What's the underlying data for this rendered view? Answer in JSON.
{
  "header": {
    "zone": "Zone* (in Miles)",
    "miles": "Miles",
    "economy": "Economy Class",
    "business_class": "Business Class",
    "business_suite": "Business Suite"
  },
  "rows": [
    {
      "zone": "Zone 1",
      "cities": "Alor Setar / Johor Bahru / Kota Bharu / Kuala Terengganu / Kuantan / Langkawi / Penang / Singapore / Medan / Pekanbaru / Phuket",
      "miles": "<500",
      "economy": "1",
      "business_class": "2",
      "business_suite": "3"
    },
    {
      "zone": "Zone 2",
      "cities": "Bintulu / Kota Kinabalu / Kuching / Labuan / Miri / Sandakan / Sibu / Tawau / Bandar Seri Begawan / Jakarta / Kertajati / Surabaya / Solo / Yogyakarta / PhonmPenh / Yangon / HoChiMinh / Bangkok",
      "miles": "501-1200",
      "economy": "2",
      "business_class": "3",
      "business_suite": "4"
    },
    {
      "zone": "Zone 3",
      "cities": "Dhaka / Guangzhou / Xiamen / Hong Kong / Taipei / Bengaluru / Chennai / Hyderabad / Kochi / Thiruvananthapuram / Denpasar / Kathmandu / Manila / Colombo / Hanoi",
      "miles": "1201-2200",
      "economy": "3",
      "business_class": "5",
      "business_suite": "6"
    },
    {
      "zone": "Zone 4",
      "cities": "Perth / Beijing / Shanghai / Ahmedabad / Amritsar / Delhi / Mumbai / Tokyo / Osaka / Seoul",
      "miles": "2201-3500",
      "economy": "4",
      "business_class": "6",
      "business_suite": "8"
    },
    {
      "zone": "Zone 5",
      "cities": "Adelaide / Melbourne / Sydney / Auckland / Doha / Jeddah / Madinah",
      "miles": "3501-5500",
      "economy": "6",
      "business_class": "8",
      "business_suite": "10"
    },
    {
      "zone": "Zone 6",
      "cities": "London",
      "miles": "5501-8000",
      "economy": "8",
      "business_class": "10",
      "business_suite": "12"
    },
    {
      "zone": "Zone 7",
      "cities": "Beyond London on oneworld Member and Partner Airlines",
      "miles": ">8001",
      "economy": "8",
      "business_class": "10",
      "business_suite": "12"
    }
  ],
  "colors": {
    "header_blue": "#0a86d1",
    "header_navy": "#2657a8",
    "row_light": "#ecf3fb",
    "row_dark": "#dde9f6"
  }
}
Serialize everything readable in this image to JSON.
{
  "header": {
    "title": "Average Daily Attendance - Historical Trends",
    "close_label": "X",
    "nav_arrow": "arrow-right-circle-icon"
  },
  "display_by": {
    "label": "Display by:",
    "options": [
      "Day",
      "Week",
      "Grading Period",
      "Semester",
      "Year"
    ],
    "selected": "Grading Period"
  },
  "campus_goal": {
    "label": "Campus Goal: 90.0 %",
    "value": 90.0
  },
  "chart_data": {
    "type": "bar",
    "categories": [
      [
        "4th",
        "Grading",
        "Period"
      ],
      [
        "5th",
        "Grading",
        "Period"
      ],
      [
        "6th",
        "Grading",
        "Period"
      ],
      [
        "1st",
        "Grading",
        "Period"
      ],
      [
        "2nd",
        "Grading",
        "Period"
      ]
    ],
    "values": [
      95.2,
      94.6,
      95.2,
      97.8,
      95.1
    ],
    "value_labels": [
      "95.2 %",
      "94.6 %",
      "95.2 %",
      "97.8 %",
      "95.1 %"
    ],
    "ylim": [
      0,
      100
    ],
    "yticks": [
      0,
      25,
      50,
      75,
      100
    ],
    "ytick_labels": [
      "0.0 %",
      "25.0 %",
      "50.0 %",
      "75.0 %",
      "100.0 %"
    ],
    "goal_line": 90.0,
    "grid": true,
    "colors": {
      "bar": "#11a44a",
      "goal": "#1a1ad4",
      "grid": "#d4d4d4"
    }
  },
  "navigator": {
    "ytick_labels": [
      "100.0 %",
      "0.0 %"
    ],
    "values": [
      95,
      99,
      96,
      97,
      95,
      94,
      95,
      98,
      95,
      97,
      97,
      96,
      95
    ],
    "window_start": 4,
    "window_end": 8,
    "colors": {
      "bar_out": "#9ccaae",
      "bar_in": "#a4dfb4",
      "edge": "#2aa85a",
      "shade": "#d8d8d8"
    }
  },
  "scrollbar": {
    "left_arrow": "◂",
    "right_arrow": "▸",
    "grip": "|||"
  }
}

What is asked >>
Extract all of the data above and output it character for character.

Correct answer >>
What's the underlying data for this rendered view? Answer in JSON.
{
  "header": {
    "zone": "Zone* (in Miles)",
    "miles": "Miles",
    "economy": "Economy Class",
    "business_class": "Business Class",
    "business_suite": "Business Suite"
  },
  "rows": [
    {
      "zone": "Zone 1",
      "cities": "Alor Setar / Johor Bahru / Kota Bharu / Kuala Terengganu / Kuantan / Langkawi / Penang / Singapore / Medan / Pekanbaru / Phuket",
      "miles": "<500",
      "economy": "1",
      "business_class": "2",
      "business_suite": "3"
    },
    {
      "zone": "Zone 2",
      "cities": "Bintulu / Kota Kinabalu / Kuching / Labuan / Miri / Sandakan / Sibu / Tawau / Bandar Seri Begawan / Jakarta / Kertajati / Surabaya / Solo / Yogyakarta / PhonmPenh / Yangon / HoChiMinh / Bangkok",
      "miles": "501-1200",
      "economy": "2",
      "business_class": "3",
      "business_suite": "4"
    },
    {
      "zone": "Zone 3",
      "cities": "Dhaka / Guangzhou / Xiamen / Hong Kong / Taipei / Bengaluru / Chennai / Hyderabad / Kochi / Thiruvananthapuram / Denpasar / Kathmandu / Manila / Colombo / Hanoi",
      "miles": "1201-2200",
      "economy": "3",
      "business_class": "5",
      "business_suite": "6"
    },
    {
      "zone": "Zone 4",
      "cities": "Perth / Beijing / Shanghai / Ahmedabad / Amritsar / Delhi / Mumbai / Tokyo / Osaka / Seoul",
      "miles": "2201-3500",
      "economy": "4",
      "business_class": "6",
      "business_suite": "8"
    },
    {
      "zone": "Zone 5",
      "cities": "Adelaide / Melbourne / Sydney / Auckland / Doha / Jeddah / Madinah",
      "miles": "3501-5500",
      "economy": "6",
      "business_class": "8",
      "business_suite": "10"
    },
    {
      "zone": "Zone 6",
      "cities": "London",
      "miles": "5501-8000",
      "economy": "8",
      "business_class": "10",
      "business_suite": "12"
    },
    {
      "zone": "Zone 7",
      "cities": "Beyond London on oneworld Member and Partner Airlines",
      "miles": ">8001",
      "economy": "8",
      "business_class": "10",
      "business_suite": "12"
    }
  ],
  "colors": {
    "header_blue": "#0a86d1",
    "header_navy": "#2657a8",
    "row_light": "#ecf3fb",
    "row_dark": "#dde9f6"
  }
}
Serialize everything readable in this image to JSON.
{
  "header": {
    "title": "Average Daily Attendance - Historical Trends",
    "close_label": "X",
    "nav_arrow": "arrow-right-circle-icon"
  },
  "display_by": {
    "label": "Display by:",
    "options": [
      "Day",
      "Week",
      "Grading Period",
      "Semester",
      "Year"
    ],
    "selected": "Grading Period"
  },
  "campus_goal": {
    "label": "Campus Goal: 90.0 %",
    "value": 90.0
  },
  "chart_data": {
    "type": "bar",
    "categories": [
      [
        "4th",
        "Grading",
        "Period"
      ],
      [
        "5th",
        "Grading",
        "Period"
      ],
      [
        "6th",
        "Grading",
        "Period"
      ],
      [
        "1st",
        "Grading",
        "Period"
      ],
      [
        "2nd",
        "Grading",
        "Period"
      ]
    ],
    "values": [
      95.2,
      94.6,
      95.2,
      97.8,
      95.1
    ],
    "value_labels": [
      "95.2 %",
      "94.6 %",
      "95.2 %",
      "97.8 %",
      "95.1 %"
    ],
    "ylim": [
      0,
      100
    ],
    "yticks": [
      0,
      25,
      50,
      75,
      100
    ],
    "ytick_labels": [
      "0.0 %",
      "25.0 %",
      "50.0 %",
      "75.0 %",
      "100.0 %"
    ],
    "goal_line": 90.0,
    "grid": true,
    "colors": {
      "bar": "#11a44a",
      "goal": "#1a1ad4",
      "grid": "#d4d4d4"
    }
  },
  "navigator": {
    "ytick_labels": [
      "100.0 %",
      "0.0 %"
    ],
    "values": [
      95,
      99,
      96,
      97,
      95,
      94,
      95,
      98,
      95,
      97,
      97,
      96,
      95
    ],
    "window_start": 4,
    "window_end": 8,
    "colors": {
      "bar_out": "#9ccaae",
      "bar_in": "#a4dfb4",
      "edge": "#2aa85a",
      "shade": "#d8d8d8"
    }
  },
  "scrollbar": {
    "left_arrow": "◂",
    "right_arrow": "▸",
    "grip": "|||"
  }
}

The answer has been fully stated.